* **Problem to work on**:
Copy out all lines in the data below containing the string "this".

=====

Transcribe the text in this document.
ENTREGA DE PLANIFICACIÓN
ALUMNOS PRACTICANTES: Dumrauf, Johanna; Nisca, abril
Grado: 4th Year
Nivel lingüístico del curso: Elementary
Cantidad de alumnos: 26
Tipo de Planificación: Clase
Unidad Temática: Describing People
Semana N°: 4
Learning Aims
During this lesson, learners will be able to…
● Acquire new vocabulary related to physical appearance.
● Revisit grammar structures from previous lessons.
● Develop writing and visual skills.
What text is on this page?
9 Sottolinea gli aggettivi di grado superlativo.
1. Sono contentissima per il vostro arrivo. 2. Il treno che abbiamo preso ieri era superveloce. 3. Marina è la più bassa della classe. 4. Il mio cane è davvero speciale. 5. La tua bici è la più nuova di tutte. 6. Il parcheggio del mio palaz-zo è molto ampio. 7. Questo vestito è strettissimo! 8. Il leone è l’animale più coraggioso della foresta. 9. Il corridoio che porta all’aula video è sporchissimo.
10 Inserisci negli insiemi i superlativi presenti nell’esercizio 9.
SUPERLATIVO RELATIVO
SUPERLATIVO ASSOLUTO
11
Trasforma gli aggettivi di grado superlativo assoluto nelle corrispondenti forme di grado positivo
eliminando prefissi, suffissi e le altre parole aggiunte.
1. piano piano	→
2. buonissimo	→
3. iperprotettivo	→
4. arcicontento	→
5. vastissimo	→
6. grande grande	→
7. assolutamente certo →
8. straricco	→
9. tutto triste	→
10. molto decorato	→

=====

* **Written response**:
Transcribe the text in this document.
During this lesson, learners will be able to…
What text is on this page?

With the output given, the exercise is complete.